[BEGIN Supplied material]

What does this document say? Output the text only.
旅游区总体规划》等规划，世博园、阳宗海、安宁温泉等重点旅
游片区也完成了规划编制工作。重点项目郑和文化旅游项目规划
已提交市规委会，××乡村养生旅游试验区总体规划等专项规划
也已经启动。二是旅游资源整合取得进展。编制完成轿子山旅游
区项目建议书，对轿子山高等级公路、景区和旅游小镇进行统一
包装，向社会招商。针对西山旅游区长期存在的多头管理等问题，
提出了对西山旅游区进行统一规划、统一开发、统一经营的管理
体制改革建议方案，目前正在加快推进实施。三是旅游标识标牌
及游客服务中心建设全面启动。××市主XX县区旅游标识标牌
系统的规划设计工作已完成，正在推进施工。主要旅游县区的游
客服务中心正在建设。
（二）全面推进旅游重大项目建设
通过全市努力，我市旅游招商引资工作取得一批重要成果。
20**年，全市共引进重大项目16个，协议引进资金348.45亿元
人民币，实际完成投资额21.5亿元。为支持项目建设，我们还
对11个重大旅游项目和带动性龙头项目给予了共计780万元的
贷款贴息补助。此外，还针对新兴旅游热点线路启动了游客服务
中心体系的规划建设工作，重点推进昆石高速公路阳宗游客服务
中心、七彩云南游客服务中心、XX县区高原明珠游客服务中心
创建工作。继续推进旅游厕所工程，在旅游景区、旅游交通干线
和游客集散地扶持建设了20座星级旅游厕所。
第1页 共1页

[END Supplied material]

Return all of the entries word for word.

What does this document say? Output the text only.
旅游区总体规划》等规划，世博园、阳宗海、安宁温泉等重点旅
游片区也完成了规划编制工作。重点项目郑和文化旅游项目规划
已提交市规委会，××乡村养生旅游试验区总体规划等专项规划
也已经启动。二是旅游资源整合取得进展。编制完成轿子山旅游
区项目建议书，对轿子山高等级公路、景区和旅游小镇进行统一
包装，向社会招商。针对西山旅游区长期存在的多头管理等问题，
提出了对西山旅游区进行统一规划、统一开发、统一经营的管理
体制改革建议方案，目前正在加快推进实施。三是旅游标识标牌
及游客服务中心建设全面启动。××市主XX县区旅游标识标牌
系统的规划设计工作已完成，正在推进施工。主要旅游县区的游
客服务中心正在建设。
（二）全面推进旅游重大项目建设
通过全市努力，我市旅游招商引资工作取得一批重要成果。
20**年，全市共引进重大项目16个，协议引进资金348.45亿元
人民币，实际完成投资额21.5亿元。为支持项目建设，我们还
对11个重大旅游项目和带动性龙头项目给予了共计780万元的
贷款贴息补助。此外，还针对新兴旅游热点线路启动了游客服务
中心体系的规划建设工作，重点推进昆石高速公路阳宗游客服务
中心、七彩云南游客服务中心、XX县区高原明珠游客服务中心
创建工作。继续推进旅游厕所工程，在旅游景区、旅游交通干线
和游客集散地扶持建设了20座星级旅游厕所。
第1页 共1页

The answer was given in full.